§ **Requirement**:
From the listing below, tally the lines that include "name". Return only the total.

--------------------------------------------------

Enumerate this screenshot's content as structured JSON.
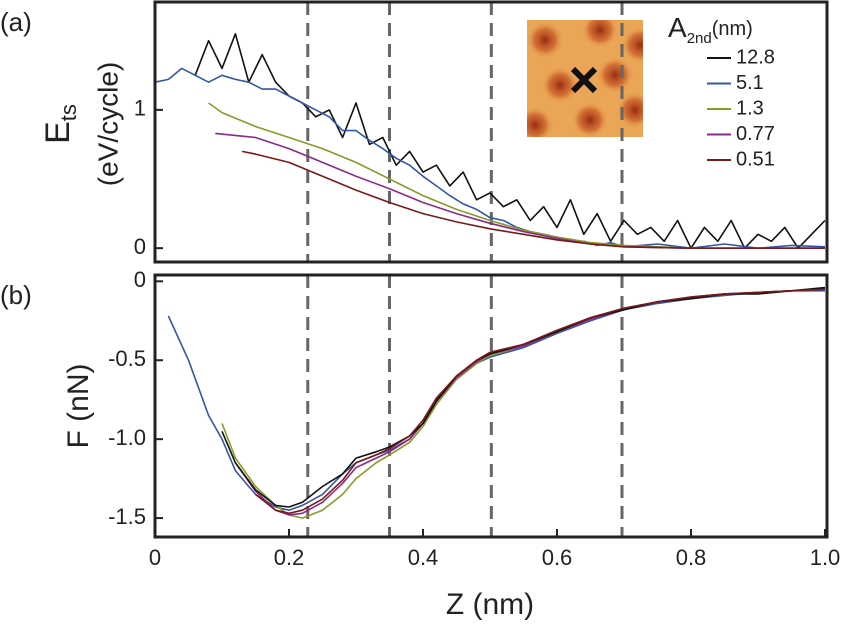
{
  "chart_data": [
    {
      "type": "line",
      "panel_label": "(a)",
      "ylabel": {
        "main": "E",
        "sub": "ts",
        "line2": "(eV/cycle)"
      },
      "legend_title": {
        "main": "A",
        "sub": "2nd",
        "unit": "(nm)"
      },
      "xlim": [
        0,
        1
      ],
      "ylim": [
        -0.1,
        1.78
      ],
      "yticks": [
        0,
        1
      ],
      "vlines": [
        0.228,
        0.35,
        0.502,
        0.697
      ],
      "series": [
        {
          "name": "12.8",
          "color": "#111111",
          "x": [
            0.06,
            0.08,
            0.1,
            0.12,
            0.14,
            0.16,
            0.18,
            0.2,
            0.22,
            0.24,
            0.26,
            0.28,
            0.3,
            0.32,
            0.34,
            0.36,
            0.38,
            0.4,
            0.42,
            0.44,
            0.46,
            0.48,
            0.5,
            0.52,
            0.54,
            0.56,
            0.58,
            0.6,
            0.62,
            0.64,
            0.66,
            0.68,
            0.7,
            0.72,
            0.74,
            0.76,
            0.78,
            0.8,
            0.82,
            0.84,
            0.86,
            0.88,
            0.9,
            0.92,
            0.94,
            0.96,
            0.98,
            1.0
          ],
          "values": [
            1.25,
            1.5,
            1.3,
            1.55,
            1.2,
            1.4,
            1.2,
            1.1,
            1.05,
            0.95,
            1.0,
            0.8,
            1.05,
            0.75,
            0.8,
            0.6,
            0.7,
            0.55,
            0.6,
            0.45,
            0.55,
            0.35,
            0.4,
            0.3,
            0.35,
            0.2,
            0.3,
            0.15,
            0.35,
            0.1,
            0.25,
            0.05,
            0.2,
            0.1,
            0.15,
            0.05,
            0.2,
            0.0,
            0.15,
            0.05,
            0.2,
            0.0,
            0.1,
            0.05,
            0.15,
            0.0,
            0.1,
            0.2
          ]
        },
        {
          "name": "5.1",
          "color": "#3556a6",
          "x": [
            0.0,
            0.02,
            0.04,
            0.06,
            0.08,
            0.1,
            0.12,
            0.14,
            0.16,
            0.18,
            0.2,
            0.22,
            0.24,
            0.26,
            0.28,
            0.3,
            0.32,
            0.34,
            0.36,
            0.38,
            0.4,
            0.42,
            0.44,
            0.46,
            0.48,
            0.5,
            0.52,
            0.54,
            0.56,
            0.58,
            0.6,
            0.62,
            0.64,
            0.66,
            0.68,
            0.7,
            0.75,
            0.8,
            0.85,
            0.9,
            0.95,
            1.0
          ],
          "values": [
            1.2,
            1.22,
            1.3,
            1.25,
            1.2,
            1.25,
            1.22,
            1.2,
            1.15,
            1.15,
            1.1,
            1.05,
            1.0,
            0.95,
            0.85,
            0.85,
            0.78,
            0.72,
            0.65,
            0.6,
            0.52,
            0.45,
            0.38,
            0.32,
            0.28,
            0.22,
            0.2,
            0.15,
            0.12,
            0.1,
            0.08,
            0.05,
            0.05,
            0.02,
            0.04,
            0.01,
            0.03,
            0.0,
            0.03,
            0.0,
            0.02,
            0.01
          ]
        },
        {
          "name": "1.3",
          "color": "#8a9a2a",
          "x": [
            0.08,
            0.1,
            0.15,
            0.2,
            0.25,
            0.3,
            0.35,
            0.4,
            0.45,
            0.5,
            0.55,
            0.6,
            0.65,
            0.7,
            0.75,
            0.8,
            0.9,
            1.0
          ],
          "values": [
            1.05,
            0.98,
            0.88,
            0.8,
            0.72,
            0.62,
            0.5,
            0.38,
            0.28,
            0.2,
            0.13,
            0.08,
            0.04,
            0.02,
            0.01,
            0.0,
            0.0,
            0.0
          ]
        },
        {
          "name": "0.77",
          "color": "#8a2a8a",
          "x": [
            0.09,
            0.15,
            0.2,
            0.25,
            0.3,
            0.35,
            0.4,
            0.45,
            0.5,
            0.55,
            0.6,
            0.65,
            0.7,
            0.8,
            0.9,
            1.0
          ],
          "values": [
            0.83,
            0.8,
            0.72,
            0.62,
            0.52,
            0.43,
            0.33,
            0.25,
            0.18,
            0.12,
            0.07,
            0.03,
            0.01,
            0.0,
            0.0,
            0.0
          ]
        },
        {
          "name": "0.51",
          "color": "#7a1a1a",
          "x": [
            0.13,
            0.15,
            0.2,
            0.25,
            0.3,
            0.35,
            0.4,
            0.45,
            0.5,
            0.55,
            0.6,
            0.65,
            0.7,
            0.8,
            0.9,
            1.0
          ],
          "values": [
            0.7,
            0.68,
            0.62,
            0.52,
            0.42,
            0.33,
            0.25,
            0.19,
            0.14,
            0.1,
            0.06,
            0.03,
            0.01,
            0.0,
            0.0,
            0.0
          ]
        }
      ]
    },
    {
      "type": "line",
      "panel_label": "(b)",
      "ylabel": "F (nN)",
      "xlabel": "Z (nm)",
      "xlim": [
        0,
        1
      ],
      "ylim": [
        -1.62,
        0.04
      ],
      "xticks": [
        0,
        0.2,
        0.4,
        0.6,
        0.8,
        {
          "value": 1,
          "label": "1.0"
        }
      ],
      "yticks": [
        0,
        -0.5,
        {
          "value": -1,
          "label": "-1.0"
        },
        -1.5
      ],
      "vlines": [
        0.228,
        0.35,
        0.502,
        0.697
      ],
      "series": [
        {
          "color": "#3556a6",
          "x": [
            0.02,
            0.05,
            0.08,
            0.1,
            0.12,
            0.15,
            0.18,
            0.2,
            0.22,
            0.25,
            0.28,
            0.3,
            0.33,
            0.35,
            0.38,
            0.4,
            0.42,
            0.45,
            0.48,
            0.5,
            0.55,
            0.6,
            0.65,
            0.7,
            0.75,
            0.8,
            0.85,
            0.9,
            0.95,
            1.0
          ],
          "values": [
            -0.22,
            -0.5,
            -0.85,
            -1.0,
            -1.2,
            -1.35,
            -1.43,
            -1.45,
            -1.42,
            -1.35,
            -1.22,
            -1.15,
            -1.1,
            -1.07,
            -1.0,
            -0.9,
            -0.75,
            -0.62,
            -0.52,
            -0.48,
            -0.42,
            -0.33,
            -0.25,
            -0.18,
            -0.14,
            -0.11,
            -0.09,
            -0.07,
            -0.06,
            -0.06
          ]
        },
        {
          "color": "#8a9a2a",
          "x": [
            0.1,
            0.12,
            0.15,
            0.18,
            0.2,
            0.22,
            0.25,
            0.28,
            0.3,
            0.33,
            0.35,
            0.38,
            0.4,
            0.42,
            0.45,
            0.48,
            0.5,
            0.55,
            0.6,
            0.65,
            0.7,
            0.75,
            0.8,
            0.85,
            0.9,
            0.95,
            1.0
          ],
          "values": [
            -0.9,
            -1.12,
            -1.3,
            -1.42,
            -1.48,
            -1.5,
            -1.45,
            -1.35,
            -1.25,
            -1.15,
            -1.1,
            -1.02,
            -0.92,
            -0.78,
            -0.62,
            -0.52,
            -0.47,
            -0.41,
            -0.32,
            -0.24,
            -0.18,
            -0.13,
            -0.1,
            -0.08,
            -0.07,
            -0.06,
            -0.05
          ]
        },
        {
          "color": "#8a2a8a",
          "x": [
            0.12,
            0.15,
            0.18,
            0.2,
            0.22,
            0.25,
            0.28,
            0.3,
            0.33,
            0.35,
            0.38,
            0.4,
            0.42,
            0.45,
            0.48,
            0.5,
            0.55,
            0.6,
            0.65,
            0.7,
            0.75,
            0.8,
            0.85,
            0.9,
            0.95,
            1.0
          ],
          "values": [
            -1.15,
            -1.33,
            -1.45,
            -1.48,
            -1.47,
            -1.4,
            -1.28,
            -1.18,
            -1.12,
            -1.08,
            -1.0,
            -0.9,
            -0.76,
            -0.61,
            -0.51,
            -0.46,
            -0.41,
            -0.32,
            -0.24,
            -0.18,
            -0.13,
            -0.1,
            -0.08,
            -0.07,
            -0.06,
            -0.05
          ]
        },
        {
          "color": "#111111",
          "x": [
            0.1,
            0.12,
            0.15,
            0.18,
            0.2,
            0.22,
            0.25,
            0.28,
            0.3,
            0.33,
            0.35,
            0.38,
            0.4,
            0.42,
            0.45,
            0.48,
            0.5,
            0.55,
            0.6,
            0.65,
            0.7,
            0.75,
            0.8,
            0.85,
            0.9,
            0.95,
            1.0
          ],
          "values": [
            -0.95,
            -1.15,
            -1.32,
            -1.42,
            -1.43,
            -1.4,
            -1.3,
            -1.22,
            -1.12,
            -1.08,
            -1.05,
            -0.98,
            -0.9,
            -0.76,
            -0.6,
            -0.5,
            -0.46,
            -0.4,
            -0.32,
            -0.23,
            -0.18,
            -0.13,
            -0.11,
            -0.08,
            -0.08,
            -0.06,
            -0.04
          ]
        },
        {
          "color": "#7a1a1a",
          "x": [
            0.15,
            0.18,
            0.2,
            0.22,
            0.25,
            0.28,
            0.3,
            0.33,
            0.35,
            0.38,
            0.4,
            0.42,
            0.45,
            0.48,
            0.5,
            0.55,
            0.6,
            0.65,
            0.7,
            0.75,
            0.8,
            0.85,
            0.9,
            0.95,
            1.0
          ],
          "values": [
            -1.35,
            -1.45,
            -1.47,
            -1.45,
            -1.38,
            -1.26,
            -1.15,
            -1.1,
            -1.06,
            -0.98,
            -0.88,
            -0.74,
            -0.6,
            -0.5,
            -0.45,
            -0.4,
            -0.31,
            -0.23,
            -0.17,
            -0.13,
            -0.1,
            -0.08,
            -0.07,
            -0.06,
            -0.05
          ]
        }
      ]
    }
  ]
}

--------------------------------------------------

§ **The reply**:
5